◆ **AIM**: Go through the listing below and list every line with "JSON".

◆ **ENTRIES SHOWN**:
- - -

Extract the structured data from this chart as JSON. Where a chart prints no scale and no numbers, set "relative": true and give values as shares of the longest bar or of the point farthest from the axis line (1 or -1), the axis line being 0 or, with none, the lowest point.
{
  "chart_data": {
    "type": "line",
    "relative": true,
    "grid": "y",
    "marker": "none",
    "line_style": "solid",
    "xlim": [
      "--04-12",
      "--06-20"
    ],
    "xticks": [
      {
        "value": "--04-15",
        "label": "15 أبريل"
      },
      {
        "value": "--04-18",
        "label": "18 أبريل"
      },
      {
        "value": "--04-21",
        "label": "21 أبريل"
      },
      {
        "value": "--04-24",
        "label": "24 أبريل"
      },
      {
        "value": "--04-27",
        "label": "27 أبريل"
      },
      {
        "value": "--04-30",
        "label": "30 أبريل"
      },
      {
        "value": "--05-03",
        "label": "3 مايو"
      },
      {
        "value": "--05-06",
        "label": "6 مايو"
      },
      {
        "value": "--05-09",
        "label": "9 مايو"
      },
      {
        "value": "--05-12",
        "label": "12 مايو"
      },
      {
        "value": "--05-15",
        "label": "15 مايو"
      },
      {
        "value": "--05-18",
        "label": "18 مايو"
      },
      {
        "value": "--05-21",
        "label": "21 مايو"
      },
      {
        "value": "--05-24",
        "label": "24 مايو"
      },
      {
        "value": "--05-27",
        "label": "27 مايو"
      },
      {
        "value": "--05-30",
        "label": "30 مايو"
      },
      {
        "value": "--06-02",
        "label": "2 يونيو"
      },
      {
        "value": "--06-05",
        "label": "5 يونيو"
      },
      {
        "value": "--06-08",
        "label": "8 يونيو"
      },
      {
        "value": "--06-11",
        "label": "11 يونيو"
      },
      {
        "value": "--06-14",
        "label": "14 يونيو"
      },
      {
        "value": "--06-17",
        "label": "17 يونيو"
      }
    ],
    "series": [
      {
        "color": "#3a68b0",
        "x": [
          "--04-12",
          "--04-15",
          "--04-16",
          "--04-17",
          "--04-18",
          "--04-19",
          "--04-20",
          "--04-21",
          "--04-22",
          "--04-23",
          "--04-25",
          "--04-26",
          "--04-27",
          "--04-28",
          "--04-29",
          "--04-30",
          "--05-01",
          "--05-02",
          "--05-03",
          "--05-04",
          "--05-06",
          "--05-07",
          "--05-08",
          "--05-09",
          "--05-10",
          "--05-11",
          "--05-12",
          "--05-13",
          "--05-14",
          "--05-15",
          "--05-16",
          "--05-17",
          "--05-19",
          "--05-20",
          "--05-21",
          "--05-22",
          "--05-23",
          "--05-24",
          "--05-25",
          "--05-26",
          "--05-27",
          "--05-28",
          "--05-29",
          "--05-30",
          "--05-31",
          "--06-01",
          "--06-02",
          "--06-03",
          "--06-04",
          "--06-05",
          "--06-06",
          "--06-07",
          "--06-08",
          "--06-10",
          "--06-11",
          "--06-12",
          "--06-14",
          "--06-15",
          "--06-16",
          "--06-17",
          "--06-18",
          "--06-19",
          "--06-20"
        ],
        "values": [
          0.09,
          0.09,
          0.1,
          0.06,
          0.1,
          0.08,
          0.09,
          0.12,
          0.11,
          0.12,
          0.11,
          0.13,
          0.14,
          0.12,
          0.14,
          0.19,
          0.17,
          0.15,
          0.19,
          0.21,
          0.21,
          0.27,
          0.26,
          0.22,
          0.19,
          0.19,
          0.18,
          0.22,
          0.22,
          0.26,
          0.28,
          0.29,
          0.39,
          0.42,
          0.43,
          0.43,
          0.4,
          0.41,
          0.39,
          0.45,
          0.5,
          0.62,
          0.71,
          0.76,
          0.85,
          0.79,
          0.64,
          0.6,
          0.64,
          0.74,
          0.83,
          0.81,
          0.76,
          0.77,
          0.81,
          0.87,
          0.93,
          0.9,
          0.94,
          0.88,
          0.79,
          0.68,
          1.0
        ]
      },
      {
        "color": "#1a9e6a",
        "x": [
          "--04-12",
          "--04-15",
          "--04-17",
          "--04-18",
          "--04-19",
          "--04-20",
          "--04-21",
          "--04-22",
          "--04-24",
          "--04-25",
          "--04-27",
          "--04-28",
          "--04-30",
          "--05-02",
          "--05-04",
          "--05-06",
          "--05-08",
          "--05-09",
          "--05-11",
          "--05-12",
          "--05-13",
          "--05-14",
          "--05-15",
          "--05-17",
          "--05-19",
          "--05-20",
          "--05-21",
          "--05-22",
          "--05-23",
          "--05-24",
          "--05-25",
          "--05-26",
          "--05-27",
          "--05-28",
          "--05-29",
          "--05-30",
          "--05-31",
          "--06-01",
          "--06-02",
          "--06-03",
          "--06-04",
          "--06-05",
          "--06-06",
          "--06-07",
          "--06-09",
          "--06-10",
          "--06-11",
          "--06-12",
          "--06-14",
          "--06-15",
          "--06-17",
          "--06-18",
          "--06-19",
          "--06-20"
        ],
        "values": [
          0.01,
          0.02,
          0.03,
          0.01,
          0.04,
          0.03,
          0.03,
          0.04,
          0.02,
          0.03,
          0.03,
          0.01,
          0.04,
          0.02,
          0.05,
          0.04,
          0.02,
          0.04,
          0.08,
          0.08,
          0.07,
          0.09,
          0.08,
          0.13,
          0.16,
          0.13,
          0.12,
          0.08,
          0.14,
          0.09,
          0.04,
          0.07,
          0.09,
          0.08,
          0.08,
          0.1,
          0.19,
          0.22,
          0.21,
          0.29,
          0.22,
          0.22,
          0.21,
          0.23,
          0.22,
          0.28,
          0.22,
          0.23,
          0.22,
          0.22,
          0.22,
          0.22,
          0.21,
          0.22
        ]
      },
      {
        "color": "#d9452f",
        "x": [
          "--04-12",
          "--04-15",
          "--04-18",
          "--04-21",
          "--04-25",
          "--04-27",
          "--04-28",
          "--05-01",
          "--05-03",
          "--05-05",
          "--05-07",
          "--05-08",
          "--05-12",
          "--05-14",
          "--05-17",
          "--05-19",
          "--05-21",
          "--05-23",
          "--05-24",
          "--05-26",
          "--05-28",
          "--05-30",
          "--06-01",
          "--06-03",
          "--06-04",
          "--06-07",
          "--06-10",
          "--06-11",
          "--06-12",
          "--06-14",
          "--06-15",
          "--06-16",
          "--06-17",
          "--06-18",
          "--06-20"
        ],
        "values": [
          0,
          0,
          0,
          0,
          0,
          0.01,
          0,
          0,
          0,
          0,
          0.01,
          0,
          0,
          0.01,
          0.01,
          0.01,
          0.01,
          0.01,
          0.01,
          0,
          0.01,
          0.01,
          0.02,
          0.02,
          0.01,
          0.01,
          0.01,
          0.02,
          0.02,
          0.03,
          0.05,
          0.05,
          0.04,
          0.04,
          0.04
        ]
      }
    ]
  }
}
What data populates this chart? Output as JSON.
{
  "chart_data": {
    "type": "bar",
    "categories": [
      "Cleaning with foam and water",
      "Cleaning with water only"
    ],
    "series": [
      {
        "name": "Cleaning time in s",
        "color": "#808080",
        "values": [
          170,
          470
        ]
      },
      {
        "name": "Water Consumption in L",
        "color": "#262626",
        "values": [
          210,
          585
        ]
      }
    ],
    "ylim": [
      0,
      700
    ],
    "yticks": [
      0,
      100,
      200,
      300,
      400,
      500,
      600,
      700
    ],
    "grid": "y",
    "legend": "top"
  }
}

- - -

◆ **ANSWER TO THE PROBLEM**:
Extract the structured data from this chart as JSON. Where a chart prints no scale and no numbers, set "relative": true and give values as shares of the longest bar or of the point farthest from the axis line (1 or -1), the axis line being 0 or, with none, the lowest point.
What data populates this chart? Output as JSON.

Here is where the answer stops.